— START —

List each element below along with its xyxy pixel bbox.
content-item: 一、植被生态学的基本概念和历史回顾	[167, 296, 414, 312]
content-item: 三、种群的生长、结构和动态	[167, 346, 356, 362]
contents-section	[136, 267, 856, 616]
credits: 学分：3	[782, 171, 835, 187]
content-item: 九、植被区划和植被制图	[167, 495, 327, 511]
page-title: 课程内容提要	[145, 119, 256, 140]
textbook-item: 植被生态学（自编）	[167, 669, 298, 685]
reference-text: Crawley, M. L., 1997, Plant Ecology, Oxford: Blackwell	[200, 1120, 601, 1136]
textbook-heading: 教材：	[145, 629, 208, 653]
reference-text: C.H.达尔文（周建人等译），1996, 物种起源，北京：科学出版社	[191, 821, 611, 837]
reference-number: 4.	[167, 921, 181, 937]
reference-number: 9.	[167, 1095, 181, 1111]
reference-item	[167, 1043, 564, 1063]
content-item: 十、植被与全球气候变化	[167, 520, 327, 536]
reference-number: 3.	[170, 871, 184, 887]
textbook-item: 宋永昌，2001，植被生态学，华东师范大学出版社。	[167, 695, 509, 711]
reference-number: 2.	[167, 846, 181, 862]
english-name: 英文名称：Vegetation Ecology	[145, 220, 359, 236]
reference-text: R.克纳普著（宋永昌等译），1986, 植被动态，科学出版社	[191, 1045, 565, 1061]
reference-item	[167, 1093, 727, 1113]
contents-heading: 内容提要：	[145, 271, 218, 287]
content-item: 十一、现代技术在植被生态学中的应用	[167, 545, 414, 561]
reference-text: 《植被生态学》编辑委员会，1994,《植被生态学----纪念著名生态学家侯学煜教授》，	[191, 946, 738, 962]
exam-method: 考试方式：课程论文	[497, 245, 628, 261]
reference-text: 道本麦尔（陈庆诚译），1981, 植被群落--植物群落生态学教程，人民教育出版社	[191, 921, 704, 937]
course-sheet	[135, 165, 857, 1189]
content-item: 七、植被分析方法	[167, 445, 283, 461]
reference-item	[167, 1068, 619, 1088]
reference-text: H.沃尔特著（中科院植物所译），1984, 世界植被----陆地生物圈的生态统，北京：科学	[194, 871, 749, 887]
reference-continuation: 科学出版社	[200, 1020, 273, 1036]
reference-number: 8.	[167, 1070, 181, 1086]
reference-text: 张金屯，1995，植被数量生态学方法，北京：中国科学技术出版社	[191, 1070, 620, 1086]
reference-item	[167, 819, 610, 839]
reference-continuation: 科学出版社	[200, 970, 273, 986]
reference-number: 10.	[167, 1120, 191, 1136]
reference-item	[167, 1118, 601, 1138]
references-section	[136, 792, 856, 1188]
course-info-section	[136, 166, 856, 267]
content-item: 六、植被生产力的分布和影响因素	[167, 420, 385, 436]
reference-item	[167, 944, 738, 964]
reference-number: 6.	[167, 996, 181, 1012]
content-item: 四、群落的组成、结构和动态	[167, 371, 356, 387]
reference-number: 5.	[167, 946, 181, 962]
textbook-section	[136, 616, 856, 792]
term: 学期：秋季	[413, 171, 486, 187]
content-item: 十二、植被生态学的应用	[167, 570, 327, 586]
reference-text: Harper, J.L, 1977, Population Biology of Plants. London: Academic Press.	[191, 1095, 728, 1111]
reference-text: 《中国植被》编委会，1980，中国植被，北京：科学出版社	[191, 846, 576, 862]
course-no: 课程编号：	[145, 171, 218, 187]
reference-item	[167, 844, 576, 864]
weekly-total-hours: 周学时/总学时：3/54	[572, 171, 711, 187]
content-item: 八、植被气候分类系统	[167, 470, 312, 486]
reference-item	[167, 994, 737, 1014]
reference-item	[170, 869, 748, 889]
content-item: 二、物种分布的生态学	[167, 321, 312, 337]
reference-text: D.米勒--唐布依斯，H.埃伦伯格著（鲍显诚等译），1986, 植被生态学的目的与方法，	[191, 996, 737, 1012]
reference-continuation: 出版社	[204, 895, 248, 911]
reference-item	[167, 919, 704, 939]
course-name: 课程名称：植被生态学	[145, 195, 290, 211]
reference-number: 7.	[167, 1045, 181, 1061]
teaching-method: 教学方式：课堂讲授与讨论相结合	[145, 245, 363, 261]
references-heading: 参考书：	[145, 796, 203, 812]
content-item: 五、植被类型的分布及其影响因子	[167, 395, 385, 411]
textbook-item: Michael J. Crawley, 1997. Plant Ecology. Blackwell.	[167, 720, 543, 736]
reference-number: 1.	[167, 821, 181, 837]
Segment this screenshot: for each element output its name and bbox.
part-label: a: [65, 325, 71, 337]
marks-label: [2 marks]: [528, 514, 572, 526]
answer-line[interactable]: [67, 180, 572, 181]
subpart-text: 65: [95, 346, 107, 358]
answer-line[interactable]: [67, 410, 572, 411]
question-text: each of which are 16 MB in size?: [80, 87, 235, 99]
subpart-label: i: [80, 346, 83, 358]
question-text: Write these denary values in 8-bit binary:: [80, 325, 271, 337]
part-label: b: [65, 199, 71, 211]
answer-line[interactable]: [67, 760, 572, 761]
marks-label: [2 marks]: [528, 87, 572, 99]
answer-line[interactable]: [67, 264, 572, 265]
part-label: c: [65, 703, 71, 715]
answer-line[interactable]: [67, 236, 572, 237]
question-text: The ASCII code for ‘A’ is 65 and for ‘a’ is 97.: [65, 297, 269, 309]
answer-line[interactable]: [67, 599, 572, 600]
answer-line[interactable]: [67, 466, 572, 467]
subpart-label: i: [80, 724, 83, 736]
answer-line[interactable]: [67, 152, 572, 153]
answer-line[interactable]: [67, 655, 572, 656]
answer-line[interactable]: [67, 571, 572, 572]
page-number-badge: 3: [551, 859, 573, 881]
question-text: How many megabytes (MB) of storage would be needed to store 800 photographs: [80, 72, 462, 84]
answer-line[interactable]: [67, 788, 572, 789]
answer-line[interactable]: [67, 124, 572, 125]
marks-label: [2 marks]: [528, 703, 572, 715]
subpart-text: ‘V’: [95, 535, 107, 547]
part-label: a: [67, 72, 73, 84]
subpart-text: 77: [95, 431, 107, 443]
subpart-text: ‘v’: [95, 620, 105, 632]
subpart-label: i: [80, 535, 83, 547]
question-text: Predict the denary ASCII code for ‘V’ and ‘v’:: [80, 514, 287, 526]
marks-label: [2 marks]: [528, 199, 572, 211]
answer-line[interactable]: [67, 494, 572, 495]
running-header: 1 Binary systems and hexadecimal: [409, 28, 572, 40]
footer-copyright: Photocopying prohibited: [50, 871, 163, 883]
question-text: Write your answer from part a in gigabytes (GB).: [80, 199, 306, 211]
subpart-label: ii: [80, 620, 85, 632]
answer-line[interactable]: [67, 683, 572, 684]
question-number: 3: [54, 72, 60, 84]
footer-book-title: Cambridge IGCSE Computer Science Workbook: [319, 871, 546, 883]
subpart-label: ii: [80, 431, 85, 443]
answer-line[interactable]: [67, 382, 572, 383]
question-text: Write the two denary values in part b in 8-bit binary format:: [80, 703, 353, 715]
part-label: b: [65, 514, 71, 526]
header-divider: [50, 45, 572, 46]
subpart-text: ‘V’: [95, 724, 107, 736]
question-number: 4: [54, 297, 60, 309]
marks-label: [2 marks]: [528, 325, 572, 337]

— END —

Problem to work on
Please print every line of the listing above again, from the first to the last, without changing a single character.

Written reply
List each element below along with its xyxy pixel bbox.
content-item: 一、植被生态学的基本概念和历史回顾	[167, 296, 414, 312]
content-item: 三、种群的生长、结构和动态	[167, 346, 356, 362]
contents-section	[136, 267, 856, 616]
credits: 学分：3	[782, 171, 835, 187]
content-item: 九、植被区划和植被制图	[167, 495, 327, 511]
page-title: 课程内容提要	[145, 119, 256, 140]
textbook-item: 植被生态学（自编）	[167, 669, 298, 685]
reference-text: Crawley, M. L., 1997, Plant Ecology, Oxford: Blackwell	[200, 1120, 601, 1136]
textbook-heading: 教材：	[145, 629, 208, 653]
reference-text: C.H.达尔文（周建人等译），1996, 物种起源，北京：科学出版社	[191, 821, 611, 837]
reference-number: 4.	[167, 921, 181, 937]
reference-number: 9.	[167, 1095, 181, 1111]
reference-item	[167, 1043, 564, 1063]
content-item: 十、植被与全球气候变化	[167, 520, 327, 536]
reference-number: 3.	[170, 871, 184, 887]
textbook-item: 宋永昌，2001，植被生态学，华东师范大学出版社。	[167, 695, 509, 711]
reference-number: 2.	[167, 846, 181, 862]
english-name: 英文名称：Vegetation Ecology	[145, 220, 359, 236]
reference-text: R.克纳普著（宋永昌等译），1986, 植被动态，科学出版社	[191, 1045, 565, 1061]
reference-item	[167, 1093, 727, 1113]
contents-heading: 内容提要：	[145, 271, 218, 287]
content-item: 十一、现代技术在植被生态学中的应用	[167, 545, 414, 561]
reference-text: 《植被生态学》编辑委员会，1994,《植被生态学----纪念著名生态学家侯学煜教授》，	[191, 946, 738, 962]
exam-method: 考试方式：课程论文	[497, 245, 628, 261]
reference-text: 道本麦尔（陈庆诚译），1981, 植被群落--植物群落生态学教程，人民教育出版社	[191, 921, 704, 937]
course-sheet	[135, 165, 857, 1189]
content-item: 七、植被分析方法	[167, 445, 283, 461]
reference-item	[167, 1068, 619, 1088]
reference-text: H.沃尔特著（中科院植物所译），1984, 世界植被----陆地生物圈的生态统，北京：科学	[194, 871, 749, 887]
reference-continuation: 科学出版社	[200, 1020, 273, 1036]
reference-number: 8.	[167, 1070, 181, 1086]
reference-text: 张金屯，1995，植被数量生态学方法，北京：中国科学技术出版社	[191, 1070, 620, 1086]
reference-item	[167, 819, 610, 839]
reference-continuation: 科学出版社	[200, 970, 273, 986]
reference-number: 10.	[167, 1120, 191, 1136]
reference-item	[167, 1118, 601, 1138]
references-section	[136, 792, 856, 1188]
course-info-section	[136, 166, 856, 267]
content-item: 六、植被生产力的分布和影响因素	[167, 420, 385, 436]
reference-item	[167, 944, 738, 964]
reference-number: 6.	[167, 996, 181, 1012]
content-item: 四、群落的组成、结构和动态	[167, 371, 356, 387]
reference-number: 5.	[167, 946, 181, 962]
textbook-section	[136, 616, 856, 792]
term: 学期：秋季	[413, 171, 486, 187]
content-item: 十二、植被生态学的应用	[167, 570, 327, 586]
reference-text: Harper, J.L, 1977, Population Biology of Plants. London: Academic Press.	[191, 1095, 728, 1111]
reference-text: 《中国植被》编委会，1980，中国植被，北京：科学出版社	[191, 846, 576, 862]
course-no: 课程编号：	[145, 171, 218, 187]
reference-item	[167, 844, 576, 864]
weekly-total-hours: 周学时/总学时：3/54	[572, 171, 711, 187]
content-item: 八、植被气候分类系统	[167, 470, 312, 486]
reference-item	[167, 994, 737, 1014]
reference-item	[170, 869, 748, 889]
content-item: 二、物种分布的生态学	[167, 321, 312, 337]
reference-text: D.米勒--唐布依斯，H.埃伦伯格著（鲍显诚等译），1986, 植被生态学的目的与方法，	[191, 996, 737, 1012]
reference-continuation: 出版社	[204, 895, 248, 911]
reference-item	[167, 919, 704, 939]
course-name: 课程名称：植被生态学	[145, 195, 290, 211]
reference-number: 7.	[167, 1045, 181, 1061]
teaching-method: 教学方式：课堂讲授与讨论相结合	[145, 245, 363, 261]
references-heading: 参考书：	[145, 796, 203, 812]
content-item: 五、植被类型的分布及其影响因子	[167, 395, 385, 411]
textbook-item: Michael J. Crawley, 1997. Plant Ecology. Blackwell.	[167, 720, 543, 736]
reference-number: 1.	[167, 821, 181, 837]
Segment this screenshot: for each element output its name and bbox.
part-label: a: [65, 325, 71, 337]
marks-label: [2 marks]: [528, 514, 572, 526]
answer-line[interactable]: [67, 180, 572, 181]
subpart-text: 65: [95, 346, 107, 358]
answer-line[interactable]: [67, 410, 572, 411]
question-text: each of which are 16 MB in size?: [80, 87, 235, 99]
subpart-label: i: [80, 346, 83, 358]
question-text: Write these denary values in 8-bit binary:: [80, 325, 271, 337]
part-label: b: [65, 199, 71, 211]
answer-line[interactable]: [67, 760, 572, 761]
marks-label: [2 marks]: [528, 87, 572, 99]
answer-line[interactable]: [67, 264, 572, 265]
part-label: c: [65, 703, 71, 715]
answer-line[interactable]: [67, 236, 572, 237]
question-text: The ASCII code for ‘A’ is 65 and for ‘a’ is 97.: [65, 297, 269, 309]
answer-line[interactable]: [67, 599, 572, 600]
answer-line[interactable]: [67, 466, 572, 467]
subpart-label: i: [80, 724, 83, 736]
answer-line[interactable]: [67, 152, 572, 153]
answer-line[interactable]: [67, 655, 572, 656]
answer-line[interactable]: [67, 571, 572, 572]
page-number-badge: 3: [551, 859, 573, 881]
question-text: How many megabytes (MB) of storage would be needed to store 800 photographs: [80, 72, 462, 84]
answer-line[interactable]: [67, 788, 572, 789]
answer-line[interactable]: [67, 124, 572, 125]
marks-label: [2 marks]: [528, 703, 572, 715]
subpart-text: ‘V’: [95, 535, 107, 547]
part-label: a: [67, 72, 73, 84]
subpart-text: 77: [95, 431, 107, 443]
subpart-text: ‘v’: [95, 620, 105, 632]
subpart-label: i: [80, 535, 83, 547]
question-text: Predict the denary ASCII code for ‘V’ and ‘v’:: [80, 514, 287, 526]
marks-label: [2 marks]: [528, 199, 572, 211]
answer-line[interactable]: [67, 494, 572, 495]
running-header: 1 Binary systems and hexadecimal: [409, 28, 572, 40]
footer-copyright: Photocopying prohibited: [50, 871, 163, 883]
question-text: Write your answer from part a in gigabytes (GB).: [80, 199, 306, 211]
subpart-label: ii: [80, 620, 85, 632]
answer-line[interactable]: [67, 683, 572, 684]
question-number: 3: [54, 72, 60, 84]
footer-book-title: Cambridge IGCSE Computer Science Workbook: [319, 871, 546, 883]
subpart-label: ii: [80, 431, 85, 443]
answer-line[interactable]: [67, 382, 572, 383]
question-text: Write the two denary values in part b in 8-bit binary format:: [80, 703, 353, 715]
part-label: b: [65, 514, 71, 526]
header-divider: [50, 45, 572, 46]
subpart-text: ‘V’: [95, 724, 107, 736]
question-number: 4: [54, 297, 60, 309]
marks-label: [2 marks]: [528, 325, 572, 337]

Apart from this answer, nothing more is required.